TASK STATEMENT: Scan the data below and pick out the lines containing the word "Worst".

SUPPLIED INFORMATION:

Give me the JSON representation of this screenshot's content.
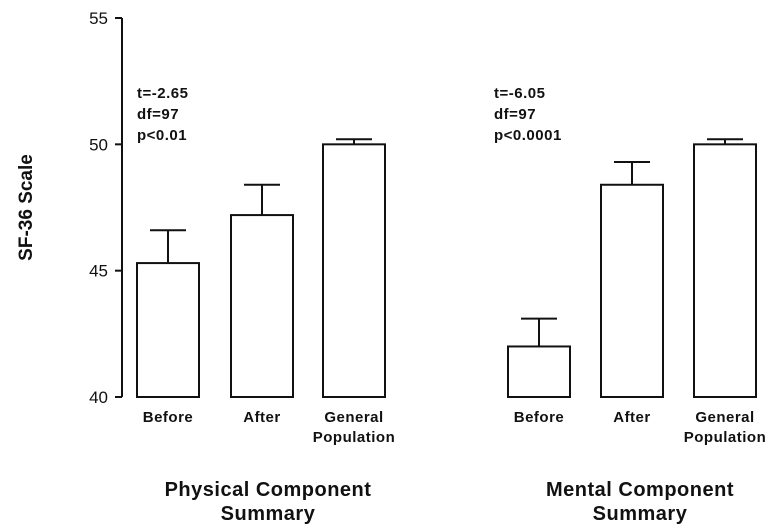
{
  "chart_data": {
    "type": "bar",
    "ylabel": "SF-36 Scale",
    "ylim": [
      40,
      55
    ],
    "yticks": [
      "40",
      "45",
      "50",
      "55"
    ],
    "error_bars": "upper only",
    "grid": false,
    "groups": [
      {
        "title": [
          "Physical Component",
          "Summary"
        ],
        "stats": [
          "t=-2.65",
          "df=97",
          "p<0.01"
        ],
        "bars": [
          {
            "label": [
              "Before"
            ],
            "value": 45.3,
            "error_upper": 46.6
          },
          {
            "label": [
              "After"
            ],
            "value": 47.2,
            "error_upper": 48.4
          },
          {
            "label": [
              "General",
              "Population"
            ],
            "value": 50.0,
            "error_upper": 50.2
          }
        ]
      },
      {
        "title": [
          "Mental Component",
          "Summary"
        ],
        "stats": [
          "t=-6.05",
          "df=97",
          "p<0.0001"
        ],
        "bars": [
          {
            "label": [
              "Before"
            ],
            "value": 42.0,
            "error_upper": 43.1
          },
          {
            "label": [
              "After"
            ],
            "value": 48.4,
            "error_upper": 49.3
          },
          {
            "label": [
              "General",
              "Population"
            ],
            "value": 50.0,
            "error_upper": 50.2
          }
        ]
      }
    ]
  }
}
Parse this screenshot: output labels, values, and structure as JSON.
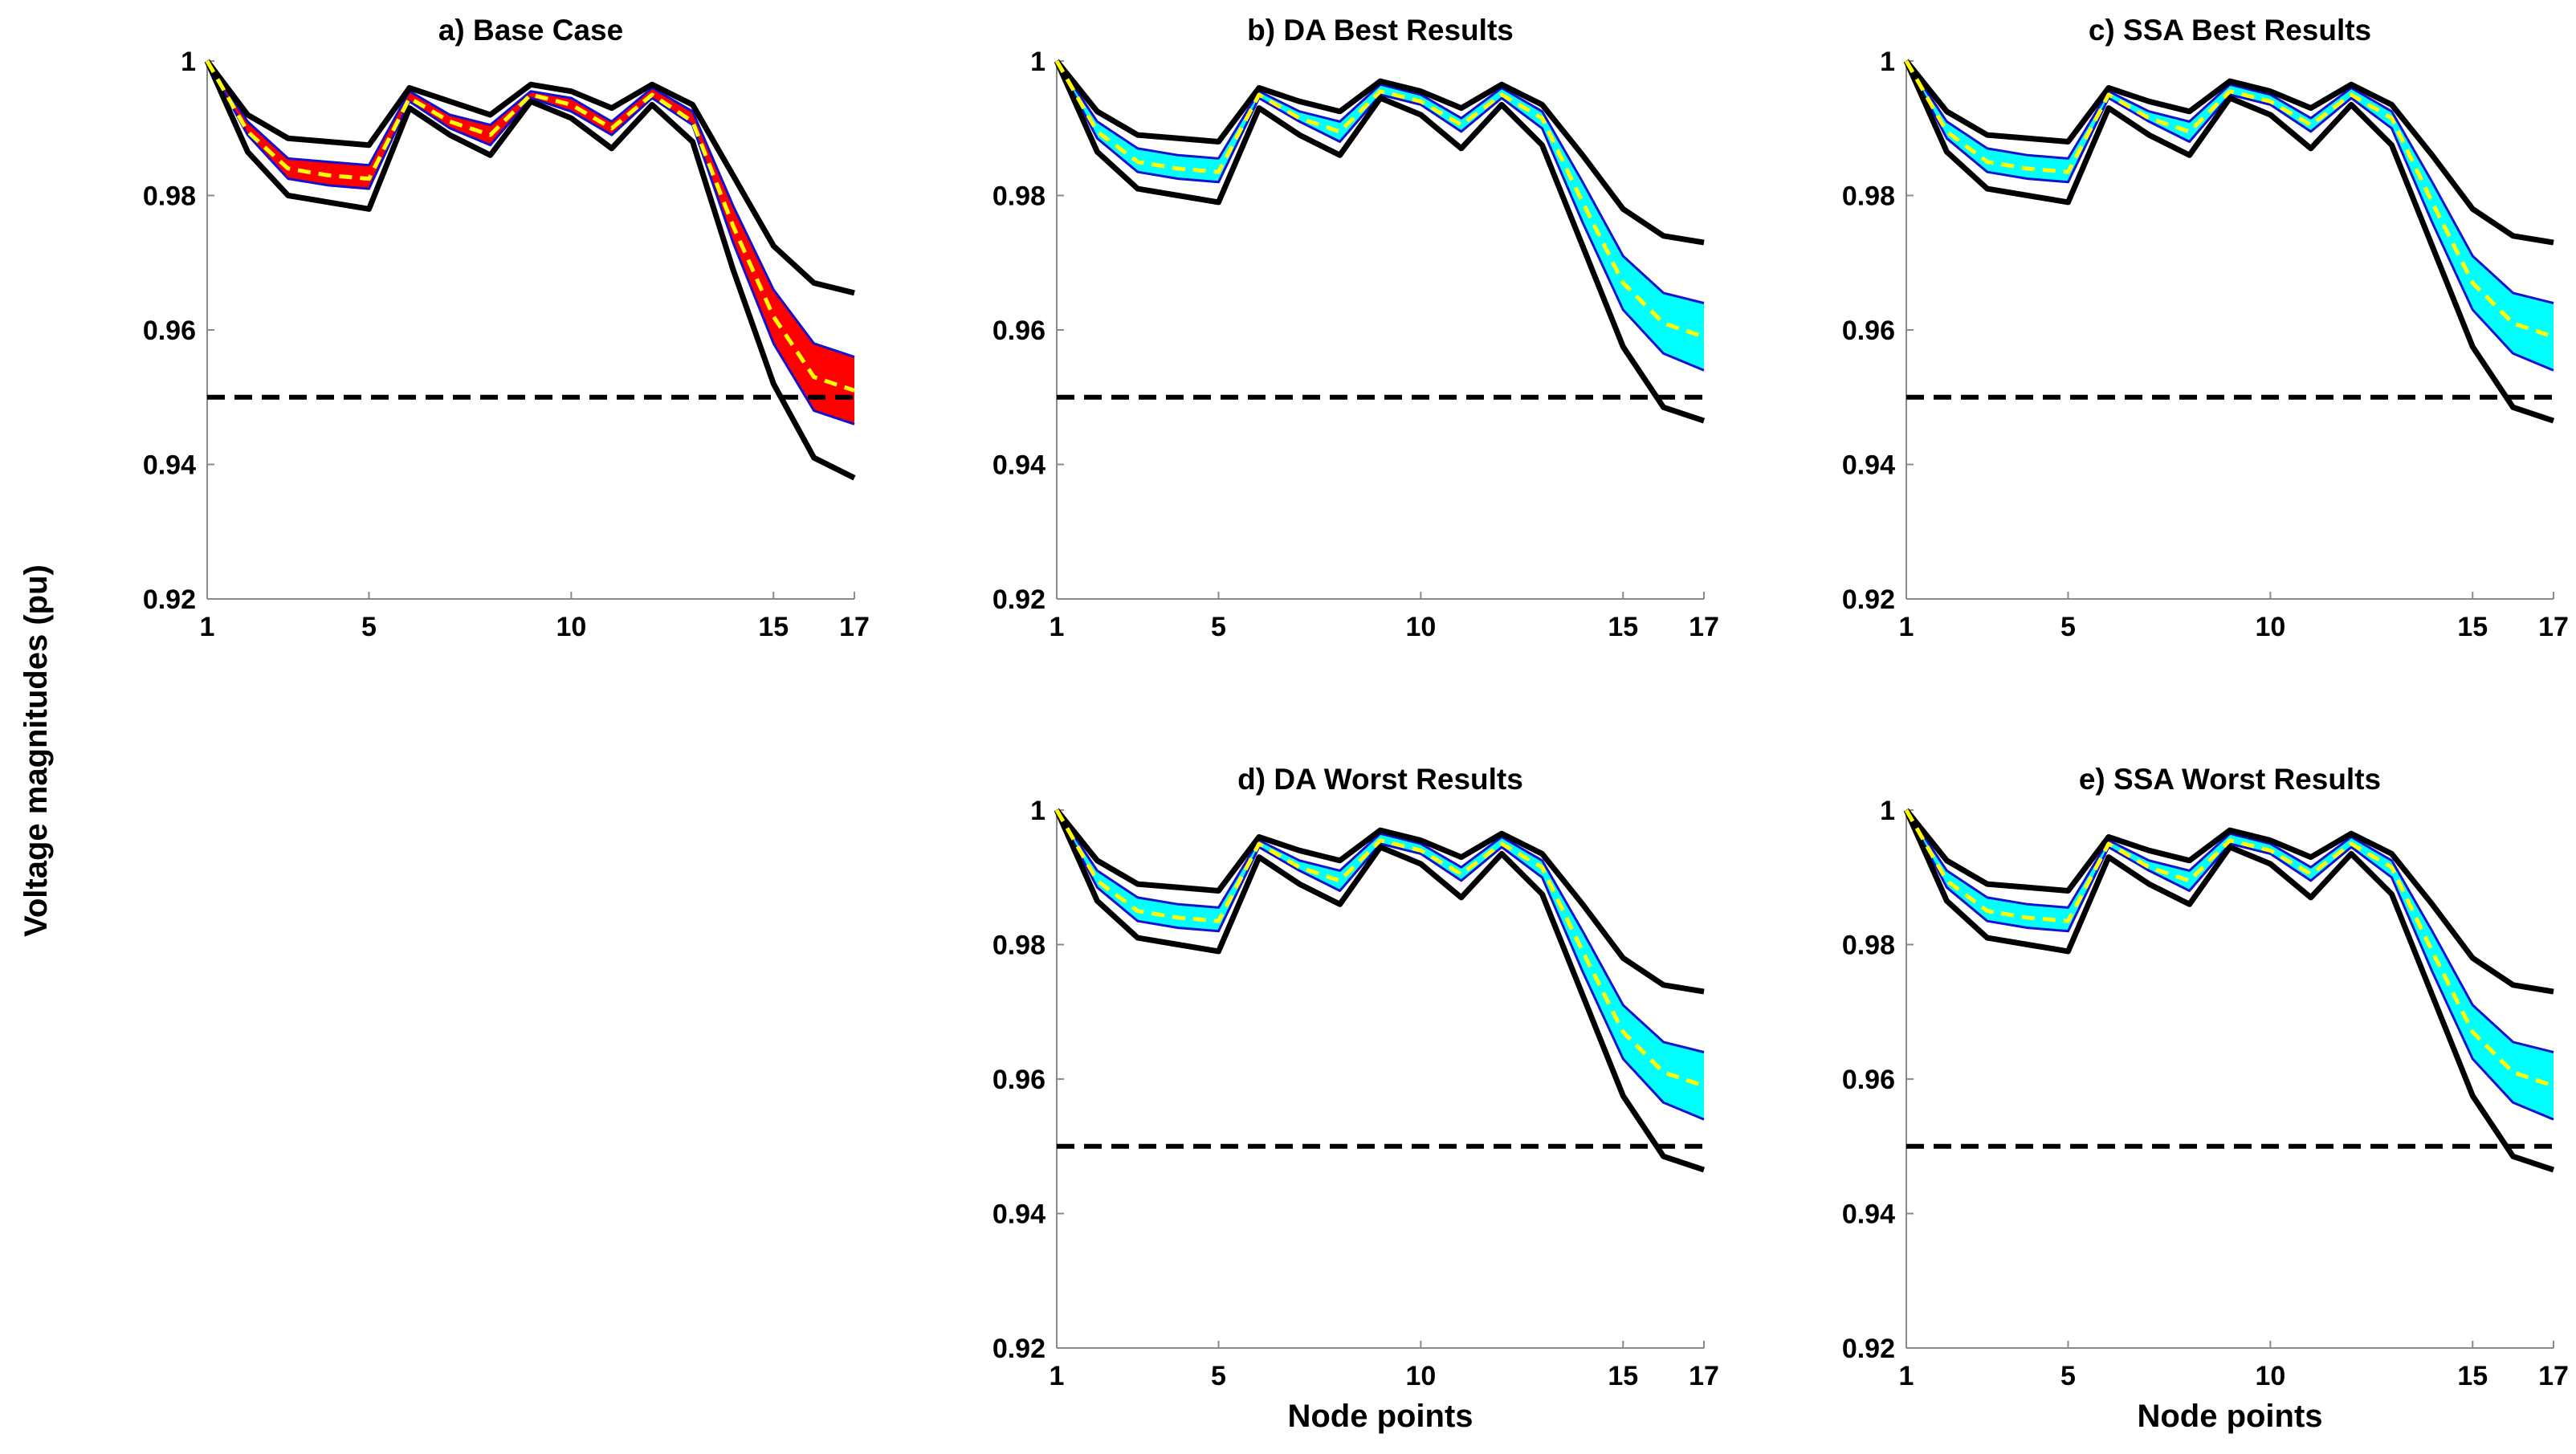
{
  "figure": {
    "ylabel": "Voltage magnitudes (pu)",
    "xlabel": "Node points"
  },
  "chart_data": [
    {
      "panel": "a",
      "type": "line",
      "title": "a) Base Case",
      "band_color": "#ff0000",
      "show_xlabel": false,
      "ylim": [
        0.92,
        1.0
      ],
      "yticks": [
        0.92,
        0.94,
        0.96,
        0.98,
        1.0
      ],
      "ytick_labels": [
        "0.92",
        "0.94",
        "0.96",
        "0.98",
        "1"
      ],
      "xlim": [
        1,
        17
      ],
      "xticks": [
        1,
        5,
        10,
        15,
        17
      ],
      "xtick_labels": [
        "1",
        "5",
        "10",
        "15",
        "17"
      ],
      "x": [
        1,
        2,
        3,
        4,
        5,
        6,
        7,
        8,
        9,
        10,
        11,
        12,
        13,
        14,
        15,
        16,
        17
      ],
      "series": [
        {
          "name": "upper envelope",
          "values": [
            1.0,
            0.992,
            0.9885,
            0.988,
            0.9875,
            0.996,
            0.994,
            0.992,
            0.9965,
            0.9955,
            0.993,
            0.9965,
            0.9935,
            0.983,
            0.9725,
            0.967,
            0.9655
          ]
        },
        {
          "name": "band upper",
          "values": [
            1.0,
            0.991,
            0.9855,
            0.985,
            0.9845,
            0.9955,
            0.992,
            0.9905,
            0.9955,
            0.9945,
            0.991,
            0.996,
            0.9925,
            0.9785,
            0.966,
            0.958,
            0.956
          ]
        },
        {
          "name": "mean",
          "values": [
            1.0,
            0.9895,
            0.984,
            0.983,
            0.9825,
            0.9945,
            0.991,
            0.989,
            0.995,
            0.9935,
            0.99,
            0.995,
            0.991,
            0.9755,
            0.962,
            0.953,
            0.951
          ]
        },
        {
          "name": "band lower",
          "values": [
            1.0,
            0.989,
            0.9825,
            0.9815,
            0.981,
            0.994,
            0.99,
            0.9875,
            0.9945,
            0.9925,
            0.989,
            0.9945,
            0.9905,
            0.973,
            0.958,
            0.948,
            0.946
          ]
        },
        {
          "name": "lower envelope",
          "values": [
            1.0,
            0.9865,
            0.98,
            0.979,
            0.978,
            0.993,
            0.989,
            0.986,
            0.994,
            0.9915,
            0.987,
            0.9935,
            0.988,
            0.969,
            0.952,
            0.941,
            0.938
          ]
        }
      ],
      "limit": 0.95
    },
    {
      "panel": "b",
      "type": "line",
      "title": "b) DA Best Results",
      "band_color": "#00ffff",
      "show_xlabel": false,
      "ylim": [
        0.92,
        1.0
      ],
      "yticks": [
        0.92,
        0.94,
        0.96,
        0.98,
        1.0
      ],
      "ytick_labels": [
        "0.92",
        "0.94",
        "0.96",
        "0.98",
        "1"
      ],
      "xlim": [
        1,
        17
      ],
      "xticks": [
        1,
        5,
        10,
        15,
        17
      ],
      "xtick_labels": [
        "1",
        "5",
        "10",
        "15",
        "17"
      ],
      "x": [
        1,
        2,
        3,
        4,
        5,
        6,
        7,
        8,
        9,
        10,
        11,
        12,
        13,
        14,
        15,
        16,
        17
      ],
      "series": [
        {
          "name": "upper envelope",
          "values": [
            1.0,
            0.9925,
            0.989,
            0.9885,
            0.988,
            0.996,
            0.994,
            0.9925,
            0.997,
            0.9955,
            0.993,
            0.9965,
            0.9935,
            0.986,
            0.978,
            0.974,
            0.973
          ]
        },
        {
          "name": "band upper",
          "values": [
            1.0,
            0.991,
            0.987,
            0.986,
            0.9855,
            0.9955,
            0.9925,
            0.991,
            0.9965,
            0.995,
            0.9915,
            0.996,
            0.9925,
            0.982,
            0.971,
            0.9655,
            0.964
          ]
        },
        {
          "name": "mean",
          "values": [
            1.0,
            0.9895,
            0.985,
            0.984,
            0.9835,
            0.995,
            0.9915,
            0.9895,
            0.9955,
            0.994,
            0.9905,
            0.995,
            0.9915,
            0.979,
            0.967,
            0.961,
            0.959
          ]
        },
        {
          "name": "band lower",
          "values": [
            1.0,
            0.9885,
            0.9835,
            0.9825,
            0.982,
            0.9945,
            0.991,
            0.988,
            0.995,
            0.9935,
            0.9895,
            0.9945,
            0.99,
            0.976,
            0.963,
            0.9565,
            0.954
          ]
        },
        {
          "name": "lower envelope",
          "values": [
            1.0,
            0.9865,
            0.981,
            0.98,
            0.979,
            0.993,
            0.989,
            0.986,
            0.9945,
            0.992,
            0.987,
            0.9935,
            0.9875,
            0.9725,
            0.9575,
            0.9485,
            0.9465
          ]
        }
      ],
      "limit": 0.95
    },
    {
      "panel": "c",
      "type": "line",
      "title": "c) SSA Best Results",
      "band_color": "#00ffff",
      "show_xlabel": false,
      "ylim": [
        0.92,
        1.0
      ],
      "yticks": [
        0.92,
        0.94,
        0.96,
        0.98,
        1.0
      ],
      "ytick_labels": [
        "0.92",
        "0.94",
        "0.96",
        "0.98",
        "1"
      ],
      "xlim": [
        1,
        17
      ],
      "xticks": [
        1,
        5,
        10,
        15,
        17
      ],
      "xtick_labels": [
        "1",
        "5",
        "10",
        "15",
        "17"
      ],
      "x": [
        1,
        2,
        3,
        4,
        5,
        6,
        7,
        8,
        9,
        10,
        11,
        12,
        13,
        14,
        15,
        16,
        17
      ],
      "series": [
        {
          "name": "upper envelope",
          "values": [
            1.0,
            0.9925,
            0.989,
            0.9885,
            0.988,
            0.996,
            0.994,
            0.9925,
            0.997,
            0.9955,
            0.993,
            0.9965,
            0.9935,
            0.986,
            0.978,
            0.974,
            0.973
          ]
        },
        {
          "name": "band upper",
          "values": [
            1.0,
            0.991,
            0.987,
            0.986,
            0.9855,
            0.9955,
            0.9925,
            0.991,
            0.9965,
            0.995,
            0.9915,
            0.996,
            0.9925,
            0.982,
            0.971,
            0.9655,
            0.964
          ]
        },
        {
          "name": "mean",
          "values": [
            1.0,
            0.9895,
            0.985,
            0.984,
            0.9835,
            0.995,
            0.9915,
            0.9895,
            0.9955,
            0.994,
            0.9905,
            0.995,
            0.9915,
            0.979,
            0.967,
            0.961,
            0.959
          ]
        },
        {
          "name": "band lower",
          "values": [
            1.0,
            0.9885,
            0.9835,
            0.9825,
            0.982,
            0.9945,
            0.991,
            0.988,
            0.995,
            0.9935,
            0.9895,
            0.9945,
            0.99,
            0.976,
            0.963,
            0.9565,
            0.954
          ]
        },
        {
          "name": "lower envelope",
          "values": [
            1.0,
            0.9865,
            0.981,
            0.98,
            0.979,
            0.993,
            0.989,
            0.986,
            0.9945,
            0.992,
            0.987,
            0.9935,
            0.9875,
            0.9725,
            0.9575,
            0.9485,
            0.9465
          ]
        }
      ],
      "limit": 0.95
    },
    {
      "panel": "d",
      "type": "line",
      "title": "d) DA Worst Results",
      "band_color": "#00ffff",
      "show_xlabel": true,
      "ylim": [
        0.92,
        1.0
      ],
      "yticks": [
        0.92,
        0.94,
        0.96,
        0.98,
        1.0
      ],
      "ytick_labels": [
        "0.92",
        "0.94",
        "0.96",
        "0.98",
        "1"
      ],
      "xlim": [
        1,
        17
      ],
      "xticks": [
        1,
        5,
        10,
        15,
        17
      ],
      "xtick_labels": [
        "1",
        "5",
        "10",
        "15",
        "17"
      ],
      "x": [
        1,
        2,
        3,
        4,
        5,
        6,
        7,
        8,
        9,
        10,
        11,
        12,
        13,
        14,
        15,
        16,
        17
      ],
      "series": [
        {
          "name": "upper envelope",
          "values": [
            1.0,
            0.9925,
            0.989,
            0.9885,
            0.988,
            0.996,
            0.994,
            0.9925,
            0.997,
            0.9955,
            0.993,
            0.9965,
            0.9935,
            0.986,
            0.978,
            0.974,
            0.973
          ]
        },
        {
          "name": "band upper",
          "values": [
            1.0,
            0.991,
            0.987,
            0.986,
            0.9855,
            0.9955,
            0.9925,
            0.991,
            0.9965,
            0.995,
            0.9915,
            0.996,
            0.9925,
            0.982,
            0.971,
            0.9655,
            0.964
          ]
        },
        {
          "name": "mean",
          "values": [
            1.0,
            0.9895,
            0.985,
            0.984,
            0.9835,
            0.995,
            0.9915,
            0.9895,
            0.9955,
            0.994,
            0.9905,
            0.995,
            0.9915,
            0.979,
            0.967,
            0.961,
            0.959
          ]
        },
        {
          "name": "band lower",
          "values": [
            1.0,
            0.9885,
            0.9835,
            0.9825,
            0.982,
            0.9945,
            0.991,
            0.988,
            0.995,
            0.9935,
            0.9895,
            0.9945,
            0.99,
            0.976,
            0.963,
            0.9565,
            0.954
          ]
        },
        {
          "name": "lower envelope",
          "values": [
            1.0,
            0.9865,
            0.981,
            0.98,
            0.979,
            0.993,
            0.989,
            0.986,
            0.9945,
            0.992,
            0.987,
            0.9935,
            0.9875,
            0.9725,
            0.9575,
            0.9485,
            0.9465
          ]
        }
      ],
      "limit": 0.95
    },
    {
      "panel": "e",
      "type": "line",
      "title": "e) SSA Worst Results",
      "band_color": "#00ffff",
      "show_xlabel": true,
      "ylim": [
        0.92,
        1.0
      ],
      "yticks": [
        0.92,
        0.94,
        0.96,
        0.98,
        1.0
      ],
      "ytick_labels": [
        "0.92",
        "0.94",
        "0.96",
        "0.98",
        "1"
      ],
      "xlim": [
        1,
        17
      ],
      "xticks": [
        1,
        5,
        10,
        15,
        17
      ],
      "xtick_labels": [
        "1",
        "5",
        "10",
        "15",
        "17"
      ],
      "x": [
        1,
        2,
        3,
        4,
        5,
        6,
        7,
        8,
        9,
        10,
        11,
        12,
        13,
        14,
        15,
        16,
        17
      ],
      "series": [
        {
          "name": "upper envelope",
          "values": [
            1.0,
            0.9925,
            0.989,
            0.9885,
            0.988,
            0.996,
            0.994,
            0.9925,
            0.997,
            0.9955,
            0.993,
            0.9965,
            0.9935,
            0.986,
            0.978,
            0.974,
            0.973
          ]
        },
        {
          "name": "band upper",
          "values": [
            1.0,
            0.991,
            0.987,
            0.986,
            0.9855,
            0.9955,
            0.9925,
            0.991,
            0.9965,
            0.995,
            0.9915,
            0.996,
            0.9925,
            0.982,
            0.971,
            0.9655,
            0.964
          ]
        },
        {
          "name": "mean",
          "values": [
            1.0,
            0.9895,
            0.985,
            0.984,
            0.9835,
            0.995,
            0.9915,
            0.9895,
            0.9955,
            0.994,
            0.9905,
            0.995,
            0.9915,
            0.979,
            0.967,
            0.961,
            0.959
          ]
        },
        {
          "name": "band lower",
          "values": [
            1.0,
            0.9885,
            0.9835,
            0.9825,
            0.982,
            0.9945,
            0.991,
            0.988,
            0.995,
            0.9935,
            0.9895,
            0.9945,
            0.99,
            0.976,
            0.963,
            0.9565,
            0.954
          ]
        },
        {
          "name": "lower envelope",
          "values": [
            1.0,
            0.9865,
            0.981,
            0.98,
            0.979,
            0.993,
            0.989,
            0.986,
            0.9945,
            0.992,
            0.987,
            0.9935,
            0.9875,
            0.9725,
            0.9575,
            0.9485,
            0.9465
          ]
        }
      ],
      "limit": 0.95
    }
  ]
}
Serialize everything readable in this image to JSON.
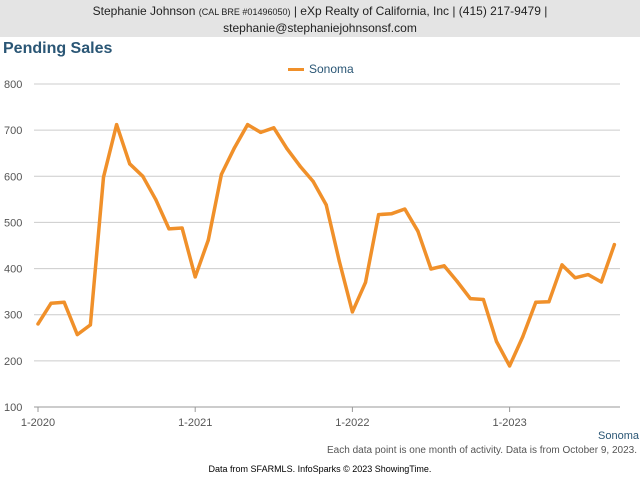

COMPLETED EXERCISE:
      "title": "d) DA Worst Results",
      "title": "e) SSA Worst Results",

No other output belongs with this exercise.